_WRITTEN TASK A:_ Set down the lines of the records word for word, starting at the first line of the records and ending at the line that contains "page-title: 일반 (543, 139, 636, 197)", with both of those lines included.

_EXTRACTED TEXT:_

++++

9. Lightbath – Selected Public Works, Vol. 3

A brand new discovery for me in 2019, Lightbath is the brainchild of composer/improviser Bryan Noll. Selected Public Works, Vol. 3 collects various of his modular synthesizer performances from the past 4 years. Volumes 1 and 2 have been released only on cassette tape thus far, while Vol. 3 is available to stream online. Another EP, Vol. 4, was also released in late 2019. His work is reminiscent of Brian Eno, SURVIVE, CFCF and Oneohtrix Point Never. The soundtrack to a celestial zen garden.

8 Glok

8. Glok – Dissident

Another brand new discovery for me in 2019. Glok is the electronic alias of Andy Bell, guitarist and vocalist of the English shoegaze band Ride. A sprawling record, Dissident fuses, “synth wave and Detroit techno via a love of John Carpenter soundtracks with dissonant atmospherics and an acid throb,” and rewards many repeat spins.

7 Floating Points

7. Floating Points – Crush

Floatings Points is Sam Shepard, a DJ, musician and producer from the UK. Crush is a record I have been looking forward to ever since his debut, Elaenia, was released back in 2015. A deep and exacting record, Crush is something of a Rube Goldberg machine in album form. A musical sub-genre called ‘Braindance’ supposedly applies here. The album offers up tasty morsels in a precisely-constructed presentation format, and you can pluck any one out to enjoy. A virtual buffet that has been thoughtfully arranged and pared back to showcase a number of unique tastes.

6 Hauschka

6. Hauschka – A Different Forest

Volker Bertelmann is the name of the experimental “prepared” pianist who goes by Hauschka. Once upon a time, he was a member of a German hip-hop group. Nowadays, he has undergone an extended metamorphosis to become, more or less, a bonafide neoclassical pianist. A Different Forest is very much a straightforward affair, and requires nothing more than a simple appreciation of the unprepared ivories to enjoy. His playing on this album is expressive and warm.

5 Kelly Moran

5. Kelly Moran – Origin EP

Kelly Moran’s follow-up to her excellent Ultraviolet, released in 2018. Like Hauschka, she is a specialist of the “prepared piano,” which is a piano that has had its sound altered by the placement of various objects on or between the strings. Origin is a no slouch for an EP, clocking in at over 36 minutes in length. Here we find some brand new material, along with improvisational, proto-versions of pieces from Ultraviolet. The tapestry of mesmerizing sounds she conjures from the piano is at once both ostentatious and austere.

4 Tim Hecker

4. Tim Hecker – Anoyo

Tim Hecker followed up 2018’s Konoyo (this world) with companion piece Anoyo (the world over there). The tracks on the latter come from the same sessions that produced the tracks on the former.  Drawing upon Japanese court music style gagaku, Hecker recorded Anoyo with the ensemble Tokyo Gakuso. A voyage into the vacuum of space. Boundless and immense.

++++

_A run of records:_
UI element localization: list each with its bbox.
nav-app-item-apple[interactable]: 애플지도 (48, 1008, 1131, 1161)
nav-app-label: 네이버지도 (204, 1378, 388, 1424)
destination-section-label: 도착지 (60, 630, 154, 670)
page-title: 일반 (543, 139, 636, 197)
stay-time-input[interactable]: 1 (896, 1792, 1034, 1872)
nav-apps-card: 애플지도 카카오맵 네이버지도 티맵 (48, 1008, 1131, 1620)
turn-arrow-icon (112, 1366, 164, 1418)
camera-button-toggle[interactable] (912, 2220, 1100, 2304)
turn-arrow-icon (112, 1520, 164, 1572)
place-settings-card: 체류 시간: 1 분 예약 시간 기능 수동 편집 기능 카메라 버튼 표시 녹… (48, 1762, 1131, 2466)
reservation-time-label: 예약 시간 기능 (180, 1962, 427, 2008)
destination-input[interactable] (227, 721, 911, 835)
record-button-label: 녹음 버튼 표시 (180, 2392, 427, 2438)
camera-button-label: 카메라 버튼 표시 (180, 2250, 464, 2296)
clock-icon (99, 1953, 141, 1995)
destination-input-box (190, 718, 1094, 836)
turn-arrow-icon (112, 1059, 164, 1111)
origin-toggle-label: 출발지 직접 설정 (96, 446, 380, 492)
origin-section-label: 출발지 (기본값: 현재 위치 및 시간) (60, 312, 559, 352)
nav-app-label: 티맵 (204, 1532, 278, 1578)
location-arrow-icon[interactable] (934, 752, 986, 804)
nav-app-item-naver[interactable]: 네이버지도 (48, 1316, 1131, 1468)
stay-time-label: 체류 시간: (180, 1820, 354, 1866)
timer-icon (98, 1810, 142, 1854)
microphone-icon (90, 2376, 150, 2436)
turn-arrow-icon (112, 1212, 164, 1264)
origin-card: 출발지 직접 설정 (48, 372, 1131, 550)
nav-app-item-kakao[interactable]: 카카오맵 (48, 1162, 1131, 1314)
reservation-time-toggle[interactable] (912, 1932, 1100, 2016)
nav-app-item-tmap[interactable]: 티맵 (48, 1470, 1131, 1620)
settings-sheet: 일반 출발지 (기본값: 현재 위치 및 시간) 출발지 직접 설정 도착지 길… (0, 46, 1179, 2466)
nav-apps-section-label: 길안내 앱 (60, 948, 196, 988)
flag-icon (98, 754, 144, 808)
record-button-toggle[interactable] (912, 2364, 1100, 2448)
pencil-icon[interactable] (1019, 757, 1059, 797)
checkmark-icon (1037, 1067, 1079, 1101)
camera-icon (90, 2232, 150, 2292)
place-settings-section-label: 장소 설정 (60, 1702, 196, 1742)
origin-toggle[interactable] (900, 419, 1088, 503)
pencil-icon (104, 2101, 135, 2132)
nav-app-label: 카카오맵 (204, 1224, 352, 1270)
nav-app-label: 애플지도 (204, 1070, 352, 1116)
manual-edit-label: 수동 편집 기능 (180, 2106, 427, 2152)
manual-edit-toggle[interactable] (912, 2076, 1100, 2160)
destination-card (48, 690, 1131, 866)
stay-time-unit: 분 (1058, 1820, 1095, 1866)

++++

_WRITTEN TASK B:_ In the album list, which band is Andy Bell a guitarist and vocalist of?

_RESULT A:_
UI element localization: list each with its bbox.
nav-app-item-apple[interactable]: 애플지도 (48, 1008, 1131, 1161)
nav-app-label: 네이버지도 (204, 1378, 388, 1424)
destination-section-label: 도착지 (60, 630, 154, 670)
page-title: 일반 (543, 139, 636, 197)

_RESULT B:_ Ride, the English shoegaze band.